* Begin Source records *

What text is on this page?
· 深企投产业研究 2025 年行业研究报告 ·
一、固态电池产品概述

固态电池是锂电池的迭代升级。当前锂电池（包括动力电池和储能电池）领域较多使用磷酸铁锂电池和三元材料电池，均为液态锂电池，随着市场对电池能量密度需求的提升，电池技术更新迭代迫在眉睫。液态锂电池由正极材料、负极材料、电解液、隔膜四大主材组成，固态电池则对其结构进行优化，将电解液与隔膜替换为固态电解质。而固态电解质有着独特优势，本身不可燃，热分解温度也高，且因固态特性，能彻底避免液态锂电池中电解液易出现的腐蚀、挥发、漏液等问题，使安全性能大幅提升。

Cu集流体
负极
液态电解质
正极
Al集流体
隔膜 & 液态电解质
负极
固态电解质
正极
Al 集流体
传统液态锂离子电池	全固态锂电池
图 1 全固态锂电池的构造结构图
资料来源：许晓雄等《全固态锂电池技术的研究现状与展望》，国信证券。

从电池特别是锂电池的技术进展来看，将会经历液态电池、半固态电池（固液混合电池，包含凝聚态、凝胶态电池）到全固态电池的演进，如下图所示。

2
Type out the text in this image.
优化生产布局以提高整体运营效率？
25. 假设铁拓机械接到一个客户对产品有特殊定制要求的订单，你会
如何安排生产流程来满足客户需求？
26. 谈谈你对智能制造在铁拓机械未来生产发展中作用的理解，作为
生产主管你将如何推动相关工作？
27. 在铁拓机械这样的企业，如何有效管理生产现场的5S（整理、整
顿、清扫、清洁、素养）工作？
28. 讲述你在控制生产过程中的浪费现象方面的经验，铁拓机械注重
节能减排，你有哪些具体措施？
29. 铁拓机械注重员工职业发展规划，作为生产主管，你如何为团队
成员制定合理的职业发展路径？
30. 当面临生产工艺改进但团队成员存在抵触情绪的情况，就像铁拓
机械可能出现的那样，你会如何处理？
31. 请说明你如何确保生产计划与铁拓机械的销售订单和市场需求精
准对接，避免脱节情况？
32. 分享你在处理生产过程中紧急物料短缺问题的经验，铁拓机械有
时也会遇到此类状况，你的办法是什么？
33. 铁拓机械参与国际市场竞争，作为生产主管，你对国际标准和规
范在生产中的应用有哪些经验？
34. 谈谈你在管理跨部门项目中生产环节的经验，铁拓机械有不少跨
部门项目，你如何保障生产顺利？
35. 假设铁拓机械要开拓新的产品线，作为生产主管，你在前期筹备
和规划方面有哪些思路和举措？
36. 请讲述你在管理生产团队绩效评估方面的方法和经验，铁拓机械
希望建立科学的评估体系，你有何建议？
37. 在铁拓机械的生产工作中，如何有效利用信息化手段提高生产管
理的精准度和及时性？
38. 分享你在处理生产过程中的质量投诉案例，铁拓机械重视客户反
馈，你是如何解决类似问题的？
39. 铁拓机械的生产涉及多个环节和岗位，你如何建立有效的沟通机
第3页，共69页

* End Source records *

Stated exercise:
Scan the entries above for the word "作为生产主管" and collect each line holding it.

The completed task:
29. 铁拓机械注重员工职业发展规划，作为生产主管，你如何为团队
33. 铁拓机械参与国际市场竞争，作为生产主管，你对国际标准和规
35. 假设铁拓机械要开拓新的产品线，作为生产主管，你在前期筹备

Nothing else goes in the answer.